■ **Exercises to complete**
(1) The page excerpt on graduate creativity programming says what an informational interview is not meant to do. In one to three sentences, explain what purpose it serves instead.
(2) From the page excerpt on graduate creativity programming, extract everything from "Interested in doing" down to "thi.nguyen[at]wustl.edu, if interested.", copying it unchanged.

- recognize inherent curiosities and take action
- define entrepreneurial thinking and apply it to research and career plans
- use design thinking to positively impact personal development and solve challenges
Explore Our Programming Focused on Creativity:
Attend this problem solving session with a community start-up. In Fall 2018, EyeSeeMe bookstore will share business challenges and invite graduate students to use their critical thinking and humanistic education to solve the challenges. Graduate students will persuade panelists that their idea is the best for a chance to work with the start-up to implement the solution.
Attend career exploration events to network with interdisciplinary humanists and scientists, and professionals in start-ups and non-profits. Learn how they are creative in their fields. Talk to start-up founders and grad students who intern or work on projects with start-ups and non-profits.
Venture Cafe meets every Thursday at the Cambridge Innovation Center (CIC) on 4240 Sarah St. Check out regular programming on innovation and startups, talk to community members doing interesting work in different sectors, and drinks are free (coffee, spritzers, wine and beer). The Graduate School hosts graduate students to meet with non-profit co-founders and other humanists, once a quarter, for a curated networking night of fun.
Career Exploration: Informational Interviews
Recognize your inherent curiosities about other careers and take action. Conduct an informational interview with alumni or professionals in a field to learn about a new career field or learn what an alumni is doing now in a job of interest. Informational interviews are not meant to ask for a job, but to build your network as you explore careers and begin to interview in a career of interest.
Interested in doing a postdoc or going on the faculty search? These types of information gathering meetings are also great for learning about different types of academic institutions and a potential advisor’s mentoring style.
Reading Group: Designing Your Life
Host a reading group to discuss Bill Burnett and Dave Evan's Designing Your Life. Graduate students have used the odyssey planning to create a more impactful graduate school journey. Contact Associate Dean Thi Nguyen at thi.nguyen[at]wustl.edu, if interested.
How to Fail Better
Studies show that graduate students who have grit and growth mindset are most likely to succeed. According to researcher Angela Duckworth, grit is defined as perseverance and passion for long term goals. Individuals with a growth mindset don’t see failure as a sign of unintelligence, but rather a springboard to overcome challenges, as described by researcher Carol Dweck.

■ **Data listing**
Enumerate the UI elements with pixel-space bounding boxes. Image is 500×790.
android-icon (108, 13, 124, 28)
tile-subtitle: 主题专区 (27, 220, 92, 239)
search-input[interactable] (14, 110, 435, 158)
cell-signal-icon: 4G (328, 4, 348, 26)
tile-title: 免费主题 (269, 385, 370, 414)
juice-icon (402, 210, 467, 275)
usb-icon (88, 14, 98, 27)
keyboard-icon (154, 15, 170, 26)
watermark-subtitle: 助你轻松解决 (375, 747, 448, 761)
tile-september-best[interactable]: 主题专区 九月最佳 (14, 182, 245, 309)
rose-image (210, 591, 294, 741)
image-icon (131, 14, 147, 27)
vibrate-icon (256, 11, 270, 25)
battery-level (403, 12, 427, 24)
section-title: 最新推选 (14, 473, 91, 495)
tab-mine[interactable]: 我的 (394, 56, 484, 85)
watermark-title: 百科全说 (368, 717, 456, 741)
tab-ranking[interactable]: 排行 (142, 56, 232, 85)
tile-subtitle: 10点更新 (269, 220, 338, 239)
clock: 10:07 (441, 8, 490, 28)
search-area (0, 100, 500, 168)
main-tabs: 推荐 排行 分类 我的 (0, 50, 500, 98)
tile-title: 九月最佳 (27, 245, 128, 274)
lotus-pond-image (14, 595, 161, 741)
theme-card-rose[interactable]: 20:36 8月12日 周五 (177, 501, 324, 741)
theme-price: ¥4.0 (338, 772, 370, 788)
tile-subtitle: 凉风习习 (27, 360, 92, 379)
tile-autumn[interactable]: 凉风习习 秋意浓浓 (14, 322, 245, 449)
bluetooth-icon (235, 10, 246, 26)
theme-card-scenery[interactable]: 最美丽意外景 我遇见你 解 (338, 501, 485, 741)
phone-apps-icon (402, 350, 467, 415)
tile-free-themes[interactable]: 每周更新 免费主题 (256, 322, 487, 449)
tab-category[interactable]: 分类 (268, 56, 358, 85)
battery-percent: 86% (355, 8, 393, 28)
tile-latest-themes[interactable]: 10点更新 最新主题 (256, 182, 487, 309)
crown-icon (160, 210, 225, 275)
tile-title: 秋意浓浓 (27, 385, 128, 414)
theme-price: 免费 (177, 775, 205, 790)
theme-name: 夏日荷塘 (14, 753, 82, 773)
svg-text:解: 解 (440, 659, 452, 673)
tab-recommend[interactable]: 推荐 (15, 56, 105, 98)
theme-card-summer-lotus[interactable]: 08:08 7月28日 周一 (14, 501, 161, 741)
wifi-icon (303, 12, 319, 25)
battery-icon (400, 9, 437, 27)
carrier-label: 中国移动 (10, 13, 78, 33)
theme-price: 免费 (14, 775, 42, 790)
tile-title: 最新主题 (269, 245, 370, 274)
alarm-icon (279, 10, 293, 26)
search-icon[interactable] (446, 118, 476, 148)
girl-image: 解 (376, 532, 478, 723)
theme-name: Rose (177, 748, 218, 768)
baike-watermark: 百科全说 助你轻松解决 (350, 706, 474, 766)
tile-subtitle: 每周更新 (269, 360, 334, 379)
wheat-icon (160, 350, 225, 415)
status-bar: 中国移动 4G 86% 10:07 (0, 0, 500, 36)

■ **Answers provided**
(1) An informational interview is not for asking for a job. Its purpose is to build your network while you explore careers and begin to interview in a career of interest. It can also show you a new career field or what an alumnus is now doing in a job that interests you.

(2)
Interested in doing a postdoc or going on the faculty search? These types of information gathering meetings are also great for learning about different types of academic institutions and a potential advisor’s mentoring style.
Reading Group: Designing Your Life
Host a reading group to discuss Bill Burnett and Dave Evan's Designing Your Life. Graduate students have used the odyssey planning to create a more impactful graduate school journey. Contact Associate Dean Thi Nguyen at thi.nguyen[at]wustl.edu, if interested.